• **TASK TO COMPLETE**
Return each entry exactly, omitting nothing.

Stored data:
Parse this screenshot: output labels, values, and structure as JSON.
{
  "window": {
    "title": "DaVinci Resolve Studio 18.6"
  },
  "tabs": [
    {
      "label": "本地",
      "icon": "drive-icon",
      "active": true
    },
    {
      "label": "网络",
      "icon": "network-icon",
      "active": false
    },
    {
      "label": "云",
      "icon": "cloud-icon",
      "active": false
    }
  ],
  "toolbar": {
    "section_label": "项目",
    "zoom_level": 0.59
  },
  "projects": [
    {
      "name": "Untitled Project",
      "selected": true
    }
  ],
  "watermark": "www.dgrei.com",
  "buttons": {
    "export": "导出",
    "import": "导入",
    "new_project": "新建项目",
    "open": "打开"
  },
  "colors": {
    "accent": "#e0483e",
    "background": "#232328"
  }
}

• **WORKED ANSWER**
Parse this screenshot: output labels, values, and structure as JSON.
{
  "window": {
    "title": "DaVinci Resolve Studio 18.6"
  },
  "tabs": [
    {
      "label": "本地",
      "icon": "drive-icon",
      "active": true
    },
    {
      "label": "网络",
      "icon": "network-icon",
      "active": false
    },
    {
      "label": "云",
      "icon": "cloud-icon",
      "active": false
    }
  ],
  "toolbar": {
    "section_label": "项目",
    "zoom_level": 0.59
  },
  "projects": [
    {
      "name": "Untitled Project",
      "selected": true
    }
  ],
  "watermark": "www.dgrei.com",
  "buttons": {
    "export": "导出",
    "import": "导入",
    "new_project": "新建项目",
    "open": "打开"
  },
  "colors": {
    "accent": "#e0483e",
    "background": "#232328"
  }
}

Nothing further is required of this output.